» Aim
In the listing below, locate the lines that hold "mean" and copy them.

[Items listed in a dataset]

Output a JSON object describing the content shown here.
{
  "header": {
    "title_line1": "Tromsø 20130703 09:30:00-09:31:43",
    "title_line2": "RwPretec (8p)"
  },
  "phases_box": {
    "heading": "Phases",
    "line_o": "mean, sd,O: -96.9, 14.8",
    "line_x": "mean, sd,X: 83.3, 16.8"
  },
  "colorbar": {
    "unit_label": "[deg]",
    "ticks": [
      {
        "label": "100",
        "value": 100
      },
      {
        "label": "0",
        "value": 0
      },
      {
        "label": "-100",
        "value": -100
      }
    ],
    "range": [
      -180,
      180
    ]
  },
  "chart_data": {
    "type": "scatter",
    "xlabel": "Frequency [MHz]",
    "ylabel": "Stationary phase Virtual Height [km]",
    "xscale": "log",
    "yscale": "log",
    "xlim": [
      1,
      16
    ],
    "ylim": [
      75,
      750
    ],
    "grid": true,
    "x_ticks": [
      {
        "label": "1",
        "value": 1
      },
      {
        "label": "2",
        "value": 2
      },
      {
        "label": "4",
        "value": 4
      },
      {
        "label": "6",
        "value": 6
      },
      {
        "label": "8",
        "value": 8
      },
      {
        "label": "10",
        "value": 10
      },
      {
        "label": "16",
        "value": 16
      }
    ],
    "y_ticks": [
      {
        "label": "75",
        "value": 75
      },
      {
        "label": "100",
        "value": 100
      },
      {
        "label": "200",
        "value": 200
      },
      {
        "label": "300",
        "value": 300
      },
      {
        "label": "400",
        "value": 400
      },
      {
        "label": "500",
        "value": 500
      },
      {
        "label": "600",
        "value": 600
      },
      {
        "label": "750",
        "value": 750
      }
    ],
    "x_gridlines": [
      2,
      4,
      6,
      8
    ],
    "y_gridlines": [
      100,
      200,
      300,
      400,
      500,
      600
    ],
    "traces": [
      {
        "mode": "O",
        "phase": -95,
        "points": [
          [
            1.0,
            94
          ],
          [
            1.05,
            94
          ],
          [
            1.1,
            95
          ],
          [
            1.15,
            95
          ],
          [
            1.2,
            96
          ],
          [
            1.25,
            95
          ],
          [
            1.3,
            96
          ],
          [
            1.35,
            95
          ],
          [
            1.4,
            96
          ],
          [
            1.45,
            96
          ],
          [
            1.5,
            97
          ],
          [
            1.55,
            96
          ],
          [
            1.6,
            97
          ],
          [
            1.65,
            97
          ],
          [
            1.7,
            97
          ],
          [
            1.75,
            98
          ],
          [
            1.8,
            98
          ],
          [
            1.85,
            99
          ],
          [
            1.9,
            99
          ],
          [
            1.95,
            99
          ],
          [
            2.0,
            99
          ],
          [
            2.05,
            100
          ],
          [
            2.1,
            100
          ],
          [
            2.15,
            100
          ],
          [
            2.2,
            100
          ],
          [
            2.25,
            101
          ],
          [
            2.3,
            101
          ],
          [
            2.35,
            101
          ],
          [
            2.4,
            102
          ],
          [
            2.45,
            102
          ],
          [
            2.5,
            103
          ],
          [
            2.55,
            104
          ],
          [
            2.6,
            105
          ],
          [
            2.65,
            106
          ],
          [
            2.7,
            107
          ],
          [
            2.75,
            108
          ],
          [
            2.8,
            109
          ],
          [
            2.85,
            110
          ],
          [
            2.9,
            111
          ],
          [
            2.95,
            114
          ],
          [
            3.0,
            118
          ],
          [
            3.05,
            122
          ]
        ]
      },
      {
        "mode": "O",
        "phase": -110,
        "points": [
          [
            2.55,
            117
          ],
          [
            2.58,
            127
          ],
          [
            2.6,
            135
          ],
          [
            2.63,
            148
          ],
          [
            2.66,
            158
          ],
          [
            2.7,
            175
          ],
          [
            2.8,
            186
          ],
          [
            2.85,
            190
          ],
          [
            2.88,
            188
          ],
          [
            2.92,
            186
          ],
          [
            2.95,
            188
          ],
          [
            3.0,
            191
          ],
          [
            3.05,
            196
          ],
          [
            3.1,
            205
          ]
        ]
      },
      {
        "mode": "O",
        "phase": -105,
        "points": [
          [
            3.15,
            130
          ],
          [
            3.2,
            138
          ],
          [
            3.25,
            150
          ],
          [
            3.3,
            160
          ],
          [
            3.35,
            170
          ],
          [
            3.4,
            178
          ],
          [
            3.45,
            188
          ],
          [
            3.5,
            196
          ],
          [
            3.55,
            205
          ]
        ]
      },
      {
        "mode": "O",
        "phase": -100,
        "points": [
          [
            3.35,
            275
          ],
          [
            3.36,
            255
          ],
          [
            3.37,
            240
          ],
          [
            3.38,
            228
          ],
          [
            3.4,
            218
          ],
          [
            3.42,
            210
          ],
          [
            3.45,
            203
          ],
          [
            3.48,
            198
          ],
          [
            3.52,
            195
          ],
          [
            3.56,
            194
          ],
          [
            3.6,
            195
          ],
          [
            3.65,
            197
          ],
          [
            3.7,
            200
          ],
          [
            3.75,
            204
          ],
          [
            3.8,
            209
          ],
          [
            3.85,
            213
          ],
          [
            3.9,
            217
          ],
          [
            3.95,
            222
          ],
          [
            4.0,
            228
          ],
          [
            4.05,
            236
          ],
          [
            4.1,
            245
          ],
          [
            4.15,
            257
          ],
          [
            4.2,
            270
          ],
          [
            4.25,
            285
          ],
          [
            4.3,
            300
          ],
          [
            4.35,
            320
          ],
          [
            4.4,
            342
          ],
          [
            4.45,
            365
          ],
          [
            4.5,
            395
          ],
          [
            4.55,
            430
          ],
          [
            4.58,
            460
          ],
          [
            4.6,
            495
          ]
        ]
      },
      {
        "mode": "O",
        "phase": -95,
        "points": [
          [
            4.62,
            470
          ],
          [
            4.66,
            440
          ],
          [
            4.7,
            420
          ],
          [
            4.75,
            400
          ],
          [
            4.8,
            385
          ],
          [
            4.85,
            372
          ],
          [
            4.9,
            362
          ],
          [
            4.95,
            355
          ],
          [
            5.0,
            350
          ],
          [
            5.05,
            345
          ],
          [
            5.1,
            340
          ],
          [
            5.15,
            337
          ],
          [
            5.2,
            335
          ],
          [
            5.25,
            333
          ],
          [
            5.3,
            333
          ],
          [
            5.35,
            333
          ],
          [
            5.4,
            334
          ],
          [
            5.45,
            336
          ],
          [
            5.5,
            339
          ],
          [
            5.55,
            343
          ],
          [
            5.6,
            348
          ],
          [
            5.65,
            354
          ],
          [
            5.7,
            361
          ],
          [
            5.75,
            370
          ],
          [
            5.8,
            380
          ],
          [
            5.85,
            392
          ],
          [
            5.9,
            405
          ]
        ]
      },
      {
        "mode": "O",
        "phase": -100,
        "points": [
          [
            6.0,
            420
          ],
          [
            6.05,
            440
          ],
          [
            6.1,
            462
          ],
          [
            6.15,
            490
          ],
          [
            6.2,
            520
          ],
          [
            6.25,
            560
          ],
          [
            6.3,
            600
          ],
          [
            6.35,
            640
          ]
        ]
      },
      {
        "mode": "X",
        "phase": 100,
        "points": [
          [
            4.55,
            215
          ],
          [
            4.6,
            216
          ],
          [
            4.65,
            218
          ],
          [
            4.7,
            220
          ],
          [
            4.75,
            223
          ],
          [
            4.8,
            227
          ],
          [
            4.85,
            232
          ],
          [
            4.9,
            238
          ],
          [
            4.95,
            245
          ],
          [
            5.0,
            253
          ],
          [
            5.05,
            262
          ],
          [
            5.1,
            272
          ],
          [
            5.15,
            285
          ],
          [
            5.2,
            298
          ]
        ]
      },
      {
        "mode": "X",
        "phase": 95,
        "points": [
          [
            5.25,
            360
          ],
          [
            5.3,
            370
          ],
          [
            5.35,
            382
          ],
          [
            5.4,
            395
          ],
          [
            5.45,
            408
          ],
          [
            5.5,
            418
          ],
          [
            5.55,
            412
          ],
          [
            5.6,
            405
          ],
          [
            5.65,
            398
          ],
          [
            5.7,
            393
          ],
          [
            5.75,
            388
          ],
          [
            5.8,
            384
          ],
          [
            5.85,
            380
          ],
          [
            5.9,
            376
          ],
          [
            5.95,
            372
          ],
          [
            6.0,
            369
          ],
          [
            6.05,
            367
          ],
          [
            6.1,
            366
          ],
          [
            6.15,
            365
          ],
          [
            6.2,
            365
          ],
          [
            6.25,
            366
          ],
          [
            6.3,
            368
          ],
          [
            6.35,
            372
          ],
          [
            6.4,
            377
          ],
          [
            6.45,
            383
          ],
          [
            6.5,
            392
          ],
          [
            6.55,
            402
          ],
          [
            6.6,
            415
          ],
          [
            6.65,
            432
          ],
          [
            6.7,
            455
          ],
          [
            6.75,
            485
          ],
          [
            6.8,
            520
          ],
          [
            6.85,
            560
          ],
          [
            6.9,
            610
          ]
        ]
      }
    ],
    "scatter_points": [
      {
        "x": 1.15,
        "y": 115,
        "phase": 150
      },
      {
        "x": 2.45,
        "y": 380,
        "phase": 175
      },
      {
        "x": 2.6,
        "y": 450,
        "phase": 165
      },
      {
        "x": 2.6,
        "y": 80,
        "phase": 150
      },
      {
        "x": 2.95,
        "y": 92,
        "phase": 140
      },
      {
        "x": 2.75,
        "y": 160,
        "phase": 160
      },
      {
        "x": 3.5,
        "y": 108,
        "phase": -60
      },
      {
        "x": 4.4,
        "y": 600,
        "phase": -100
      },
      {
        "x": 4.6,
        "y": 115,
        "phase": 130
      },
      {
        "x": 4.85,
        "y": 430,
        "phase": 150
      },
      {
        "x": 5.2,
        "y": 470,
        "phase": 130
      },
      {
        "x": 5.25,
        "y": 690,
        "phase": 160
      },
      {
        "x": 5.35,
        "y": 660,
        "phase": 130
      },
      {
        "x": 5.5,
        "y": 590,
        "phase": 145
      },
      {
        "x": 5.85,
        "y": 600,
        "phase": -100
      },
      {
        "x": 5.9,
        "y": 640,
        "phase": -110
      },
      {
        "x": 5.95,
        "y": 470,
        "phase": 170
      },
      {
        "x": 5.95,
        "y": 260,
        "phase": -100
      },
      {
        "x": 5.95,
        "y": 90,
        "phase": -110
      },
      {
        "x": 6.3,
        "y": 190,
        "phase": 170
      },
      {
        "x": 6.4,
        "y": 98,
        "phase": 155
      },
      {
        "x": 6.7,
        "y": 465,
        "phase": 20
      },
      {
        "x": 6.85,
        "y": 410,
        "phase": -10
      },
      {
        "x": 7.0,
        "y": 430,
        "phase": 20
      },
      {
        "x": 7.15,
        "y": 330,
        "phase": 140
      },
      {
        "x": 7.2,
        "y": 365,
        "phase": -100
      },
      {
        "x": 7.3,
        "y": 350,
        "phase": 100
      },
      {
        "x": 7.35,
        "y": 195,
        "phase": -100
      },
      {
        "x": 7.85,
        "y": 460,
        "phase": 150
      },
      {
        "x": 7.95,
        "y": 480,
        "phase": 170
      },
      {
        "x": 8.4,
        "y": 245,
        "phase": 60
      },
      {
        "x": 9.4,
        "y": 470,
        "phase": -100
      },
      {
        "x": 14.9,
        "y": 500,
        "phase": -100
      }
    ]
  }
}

» Exercise solution
    "line_o": "mean, sd,O: -96.9, 14.8",
    "line_x": "mean, sd,X: 83.3, 16.8"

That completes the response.